» **JOB**: Copy out each line of the material below that holds the string "text".

» **EXTRACTED INFORMATION**:
::::

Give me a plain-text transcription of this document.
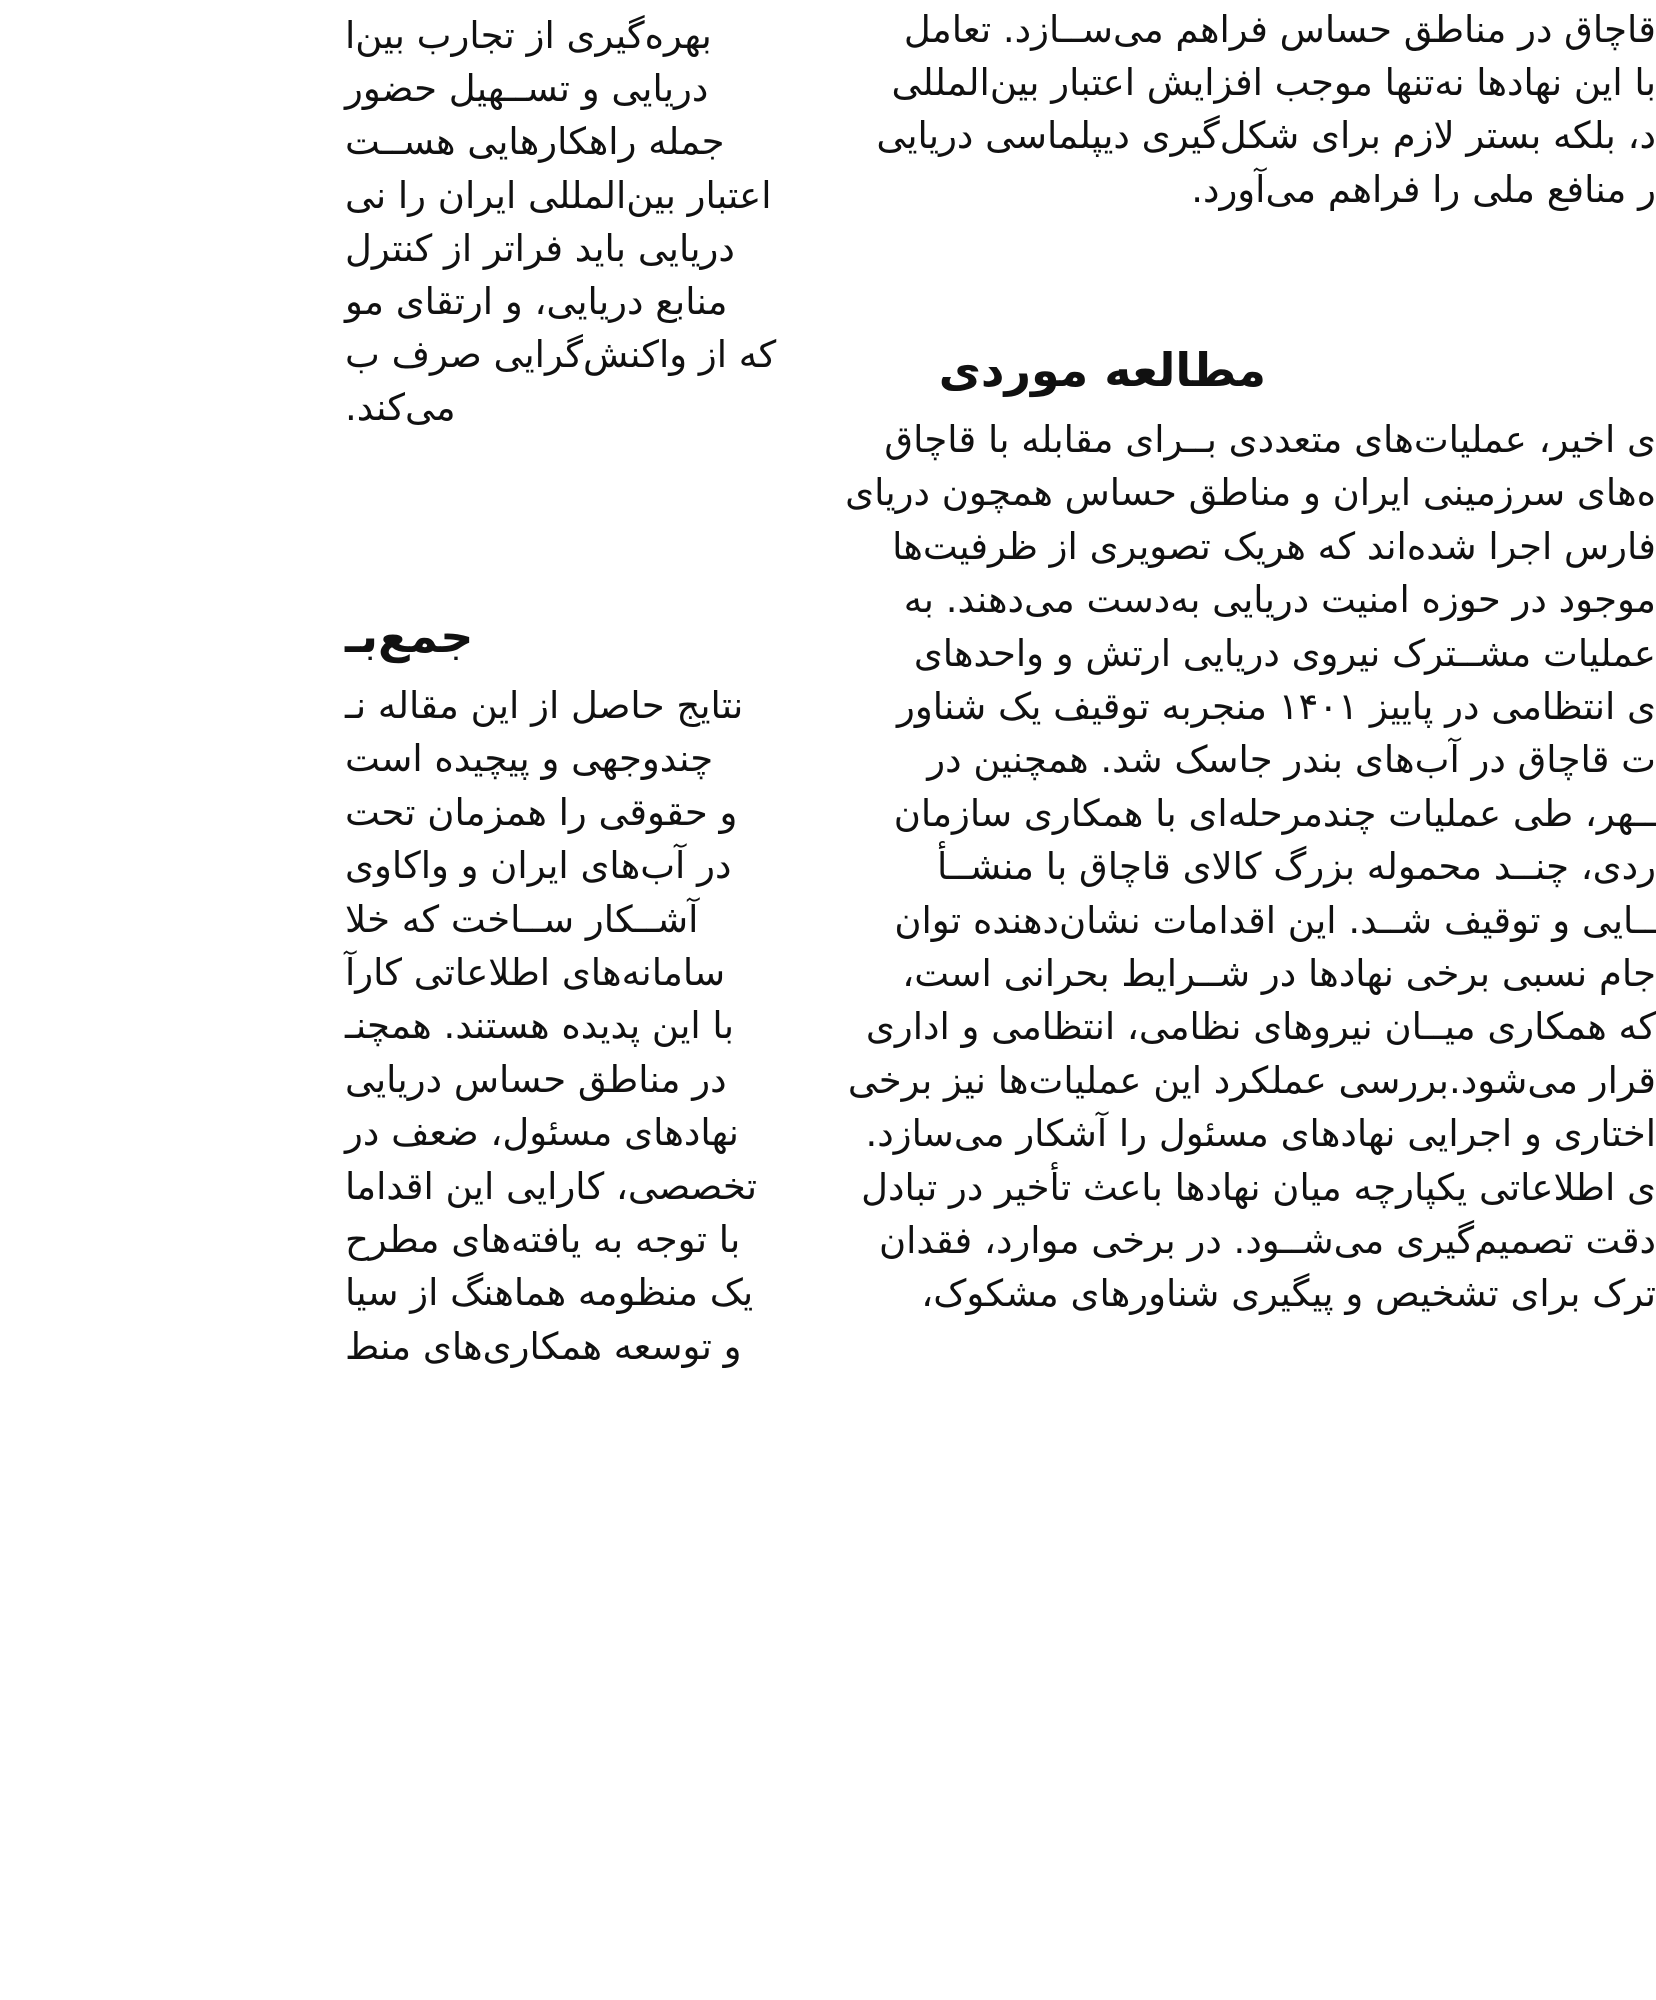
قاچاق در مناطق حساس فراهم می‌ســازد. تعامل
با این نهادها نه‌تنها موجب افزایش اعتبار بین‌المللی
د، بلکه بستر لازم برای شکل‌گیری دیپلماسی دریایی
ر منافع ملی را فراهم می‌آورد.
مطالعه موردی
ی اخیر، عملیات‌های متعددی بــرای مقابله با قاچاق
ه‌های سرزمینی ایران و مناطق حساس همچون دریای
فارس اجرا شده‌اند که هریک تصویری از ظرفیت‌ها
موجود در حوزه امنیت دریایی به‌دست می‌دهند. به
عملیات مشــترک نیروی دریایی ارتش و واحدهای
ی انتظامی در پاییز ۱۴۰۱ منجربه توقیف یک شناور
ت قاچاق در آب‌های بندر جاسک شد. همچنین در
ــهر، طی عملیات چندمرحله‌ای با همکاری سازمان
ردی، چنــد محموله بزرگ کالای قاچاق با منشــأ
ــایی و توقیف شــد. این اقدامات نشان‌دهنده توان
جام نسبی برخی نهادها در شــرایط بحرانی است،
که همکاری میــان نیروهای نظامی، انتظامی و اداری
قرار می‌شود.بررسی عملکرد این عملیات‌ها نیز برخی
اختاری و اجرایی نهادهای مسئول را آشکار می‌سازد.
ی اطلاعاتی یکپارچه میان نهادها باعث تأخیر در تبادل
دقت تصمیم‌گیری می‌شــود. در برخی موارد، فقدان
ترک برای تشخیص و پیگیری شناورهای مشکوک،
بهره‌گیری از تجارب بین‌ا
دریایی و تســهیل حضور
جمله راهکارهایی هســت
اعتبار بین‌المللی ایران را نی
دریایی باید فراتر از کنترل
منابع دریایی، و ارتقای مو
که از واکنش‌گرایی صرف ب
می‌کند.
جمع‌بـ
نتایج حاصل از این مقاله نـ
چندوجهی و پیچیده است
و حقوقی را همزمان تحت
در آب‌های ایران و واکاوی
آشــکار ســاخت که خلا
سامانه‌های اطلاعاتی کارآ
با این پدیده هستند. همچنـ
در مناطق حساس دریایی
نهادهای مسئول، ضعف در
تخصصی، کارایی این اقداما
با توجه به یافته‌های مطرح
یک منظومه هماهنگ از سیا
و توسعه همکاری‌های منط
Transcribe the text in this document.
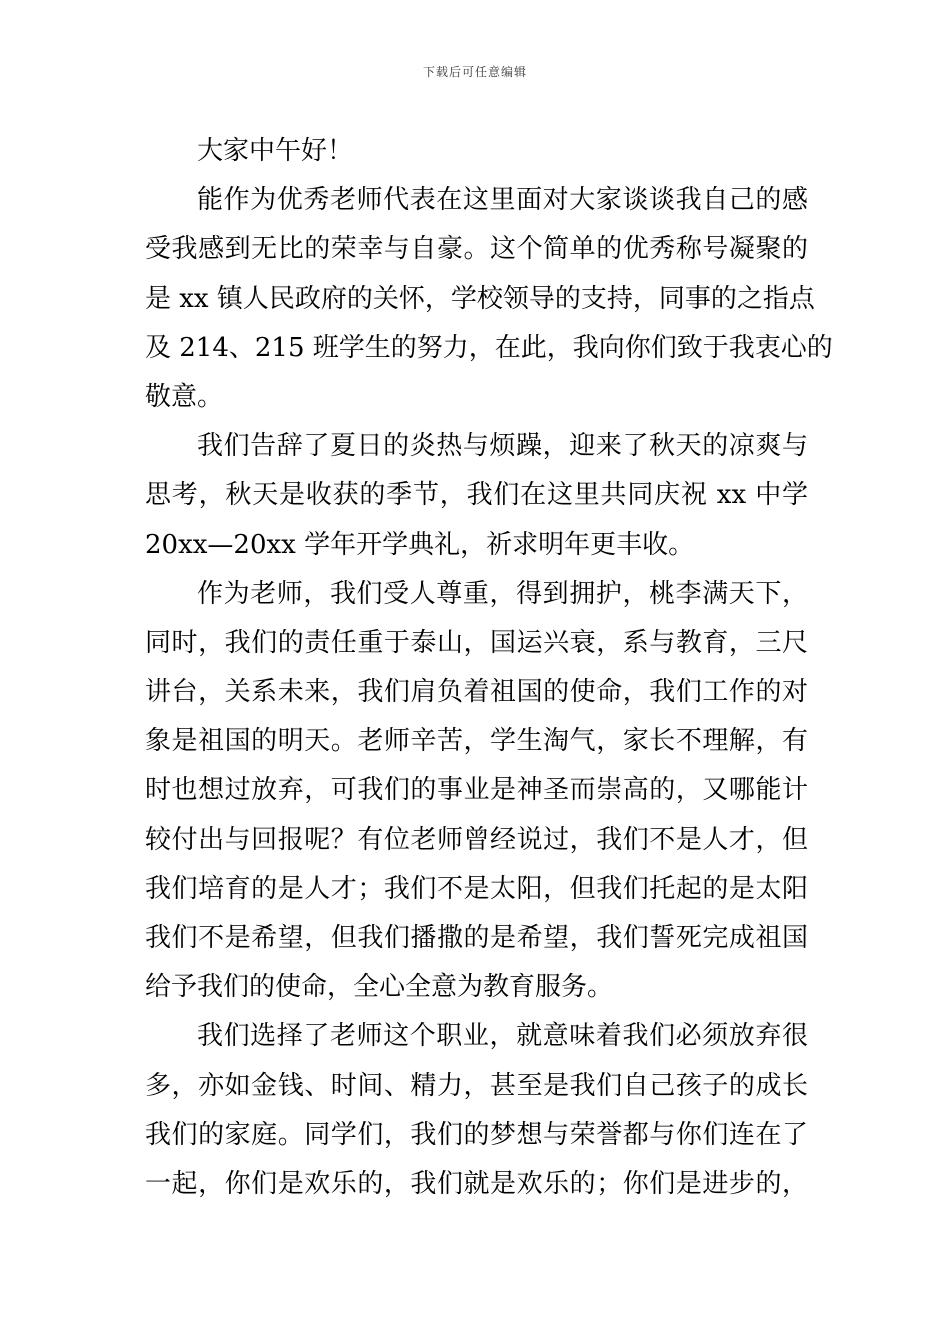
下载后可任意编辑
大家中午好！
能作为优秀老师代表在这里面对大家谈谈我自己的感
受我感到无比的荣幸与自豪。这个简单的优秀称号凝聚的
是 xx 镇人民政府的关怀，学校领导的支持，同事的之指点
及 214、215 班学生的努力，在此，我向你们致于我衷心的
敬意。
我们告辞了夏日的炎热与烦躁，迎来了秋天的凉爽与
思考，秋天是收获的季节，我们在这里共同庆祝 xx 中学
20xx—20xx 学年开学典礼，祈求明年更丰收。
作为老师，我们受人尊重，得到拥护，桃李满天下，
同时，我们的责任重于泰山，国运兴衰，系与教育，三尺
讲台，关系未来，我们肩负着祖国的使命，我们工作的对
象是祖国的明天。老师辛苦，学生淘气，家长不理解，有
时也想过放弃，可我们的事业是神圣而崇高的，又哪能计
较付出与回报呢？有位老师曾经说过，我们不是人才，但
我们培育的是人才；我们不是太阳，但我们托起的是太阳
我们不是希望，但我们播撒的是希望，我们誓死完成祖国
给予我们的使命，全心全意为教育服务。
我们选择了老师这个职业，就意味着我们必须放弃很
多，亦如金钱、时间、精力，甚至是我们自己孩子的成长
我们的家庭。同学们，我们的梦想与荣誉都与你们连在了
一起，你们是欢乐的，我们就是欢乐的；你们是进步的，
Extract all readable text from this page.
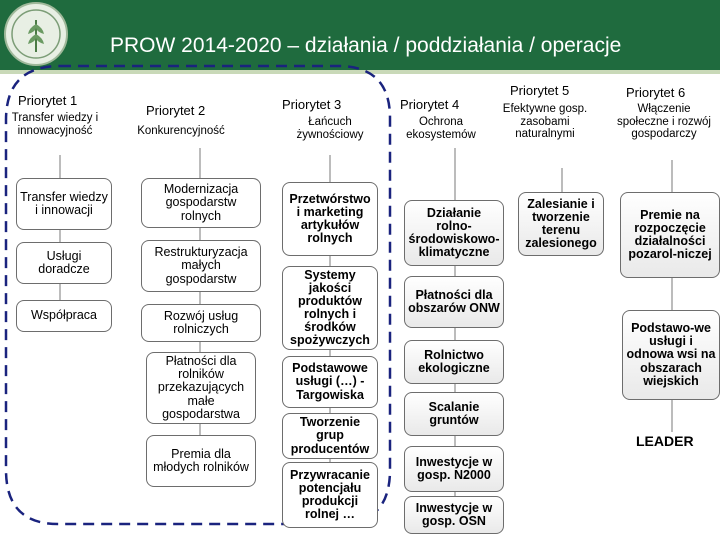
PROW 2014-2020 – działania / poddziałania / operacje
Priorytet 1
Transfer wiedzy i innowacyjność
Priorytet 2
Konkurencyjność
Priorytet 3
Łańcuch żywnościowy
Priorytet 4
Ochrona ekosystemów
Priorytet 5
Efektywne gosp. zasobami naturalnymi
Priorytet 6
Włączenie społeczne i rozwój gospodarczy
Transfer wiedzy i innowacji
Usługi doradcze
Współpraca
Modernizacja gospodarstw rolnych
Restrukturyzacja małych gospodarstw
Rozwój usług rolniczych
Płatności dla rolników przekazujących małe gospodarstwa
Premia dla młodych rolników
Przetwórstwo i marketing artykułów rolnych
Systemy jakości produktów rolnych i środków spożywczych
Podstawowe usługi (…) - Targowiska
Tworzenie grup producentów
Przywracanie potencjału produkcji rolnej …
Działanie rolno-środowiskowo-klimatyczne
Płatności dla obszarów ONW
Rolnictwo ekologiczne
Scalanie gruntów
Inwestycje w gosp. N2000
Inwestycje w gosp. OSN
Zalesianie i tworzenie terenu zalesionego
Premie na rozpoczęcie działalności pozarol-niczej
Podstawo-we usługi i odnowa wsi na obszarach wiejskich
LEADER
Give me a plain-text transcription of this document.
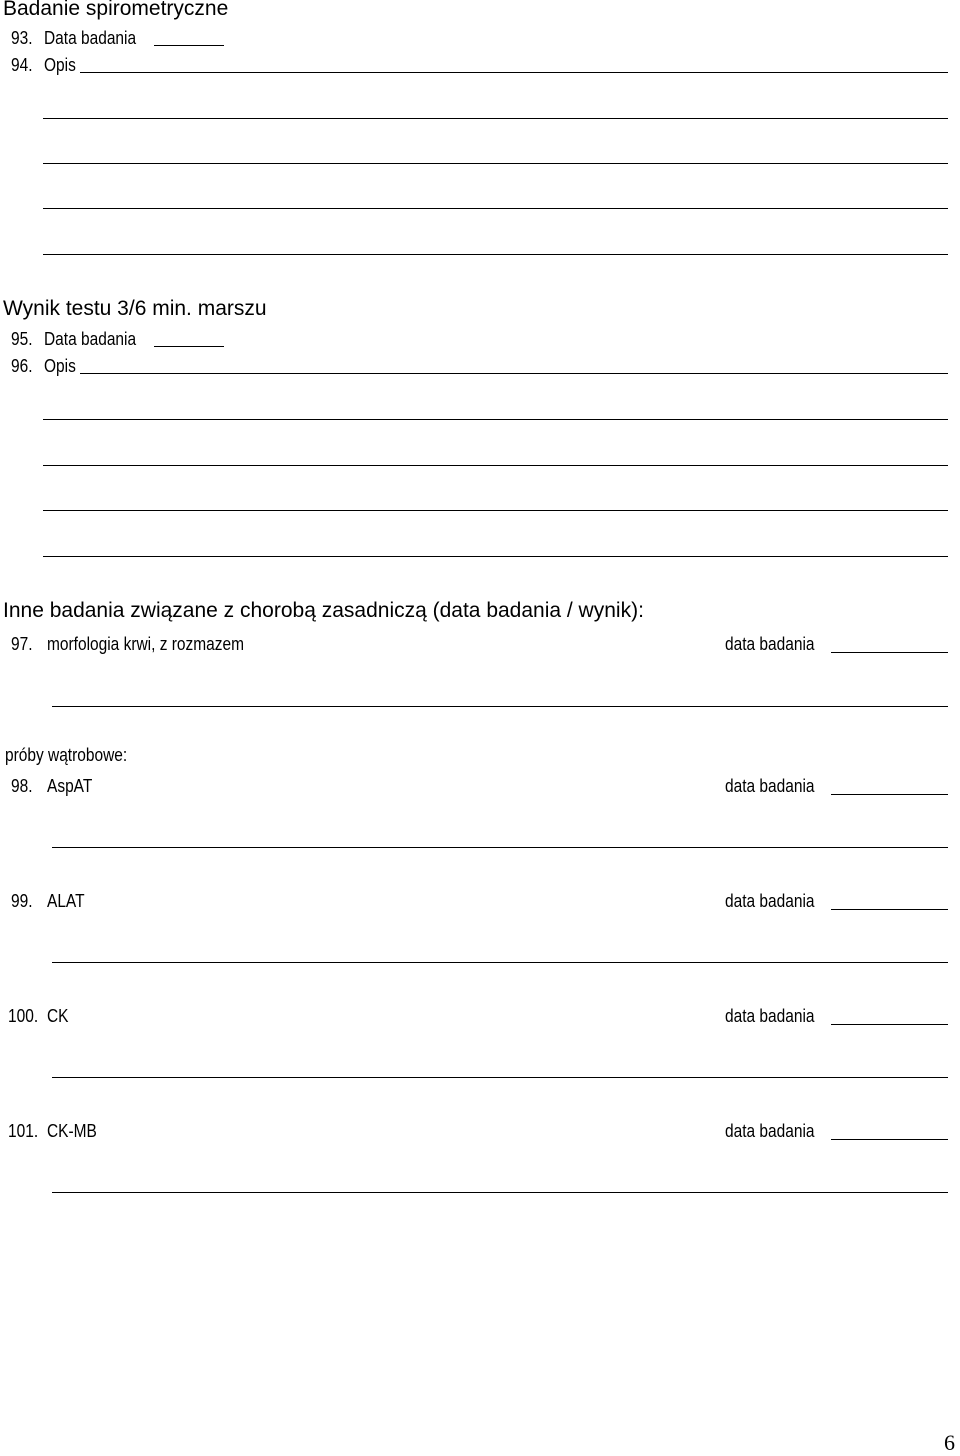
Badanie spirometryczne
93. Data badania
94. Opis
Wynik testu 3/6 min. marszu
95. Data badania
96. Opis
Inne badania związane z chorobą zasadniczą (data badania / wynik):
97. morfologia krwi, z rozmazem	data badania
próby wątrobowe:
98. AspAT	data badania
99. ALAT	data badania
100. CK	data badania
101. CK-MB	data badania
6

::::

» **FINISHED EXERCISE**:
Give me a plain-text transcription of this document.
Transcribe the text in this document.
Extract all readable text from this page.
Give me a plain-text transcription of this document.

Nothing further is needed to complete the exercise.